--- Problem details ---
Extract all of the entries and give them again, word for word.

--- Provided entries ---

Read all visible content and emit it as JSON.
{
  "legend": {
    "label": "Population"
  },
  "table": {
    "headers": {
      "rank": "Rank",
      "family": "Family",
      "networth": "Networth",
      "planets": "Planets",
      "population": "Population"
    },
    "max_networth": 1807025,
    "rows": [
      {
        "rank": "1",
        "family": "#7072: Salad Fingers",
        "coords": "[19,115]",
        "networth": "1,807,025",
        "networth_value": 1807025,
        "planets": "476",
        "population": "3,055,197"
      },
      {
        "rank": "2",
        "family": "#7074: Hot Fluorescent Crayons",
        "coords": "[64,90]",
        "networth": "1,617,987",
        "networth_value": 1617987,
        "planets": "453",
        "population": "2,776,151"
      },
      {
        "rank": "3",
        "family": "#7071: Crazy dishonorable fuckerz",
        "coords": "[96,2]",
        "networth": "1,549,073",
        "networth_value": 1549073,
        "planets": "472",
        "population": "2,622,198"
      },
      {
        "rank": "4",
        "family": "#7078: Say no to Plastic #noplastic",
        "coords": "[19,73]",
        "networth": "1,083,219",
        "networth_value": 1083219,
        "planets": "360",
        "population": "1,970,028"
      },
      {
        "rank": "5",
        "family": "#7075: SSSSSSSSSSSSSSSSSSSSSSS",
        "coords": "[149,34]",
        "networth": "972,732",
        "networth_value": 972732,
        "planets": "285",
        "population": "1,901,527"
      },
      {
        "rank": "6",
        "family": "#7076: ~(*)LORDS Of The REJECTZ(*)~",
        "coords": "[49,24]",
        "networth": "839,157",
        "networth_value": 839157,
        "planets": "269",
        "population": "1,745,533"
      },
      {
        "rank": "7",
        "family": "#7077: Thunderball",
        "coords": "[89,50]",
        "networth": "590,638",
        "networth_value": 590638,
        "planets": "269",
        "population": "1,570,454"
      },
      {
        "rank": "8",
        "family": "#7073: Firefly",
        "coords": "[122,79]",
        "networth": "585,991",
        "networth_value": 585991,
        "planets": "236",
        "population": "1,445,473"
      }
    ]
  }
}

--- Result of the task ---
Read all visible content and emit it as JSON.
{
  "legend": {
    "label": "Population"
  },
  "table": {
    "headers": {
      "rank": "Rank",
      "family": "Family",
      "networth": "Networth",
      "planets": "Planets",
      "population": "Population"
    },
    "max_networth": 1807025,
    "rows": [
      {
        "rank": "1",
        "family": "#7072: Salad Fingers",
        "coords": "[19,115]",
        "networth": "1,807,025",
        "networth_value": 1807025,
        "planets": "476",
        "population": "3,055,197"
      },
      {
        "rank": "2",
        "family": "#7074: Hot Fluorescent Crayons",
        "coords": "[64,90]",
        "networth": "1,617,987",
        "networth_value": 1617987,
        "planets": "453",
        "population": "2,776,151"
      },
      {
        "rank": "3",
        "family": "#7071: Crazy dishonorable fuckerz",
        "coords": "[96,2]",
        "networth": "1,549,073",
        "networth_value": 1549073,
        "planets": "472",
        "population": "2,622,198"
      },
      {
        "rank": "4",
        "family": "#7078: Say no to Plastic #noplastic",
        "coords": "[19,73]",
        "networth": "1,083,219",
        "networth_value": 1083219,
        "planets": "360",
        "population": "1,970,028"
      },
      {
        "rank": "5",
        "family": "#7075: SSSSSSSSSSSSSSSSSSSSSSS",
        "coords": "[149,34]",
        "networth": "972,732",
        "networth_value": 972732,
        "planets": "285",
        "population": "1,901,527"
      },
      {
        "rank": "6",
        "family": "#7076: ~(*)LORDS Of The REJECTZ(*)~",
        "coords": "[49,24]",
        "networth": "839,157",
        "networth_value": 839157,
        "planets": "269",
        "population": "1,745,533"
      },
      {
        "rank": "7",
        "family": "#7077: Thunderball",
        "coords": "[89,50]",
        "networth": "590,638",
        "networth_value": 590638,
        "planets": "269",
        "population": "1,570,454"
      },
      {
        "rank": "8",
        "family": "#7073: Firefly",
        "coords": "[122,79]",
        "networth": "585,991",
        "networth_value": 585991,
        "planets": "236",
        "population": "1,445,473"
      }
    ]
  }
}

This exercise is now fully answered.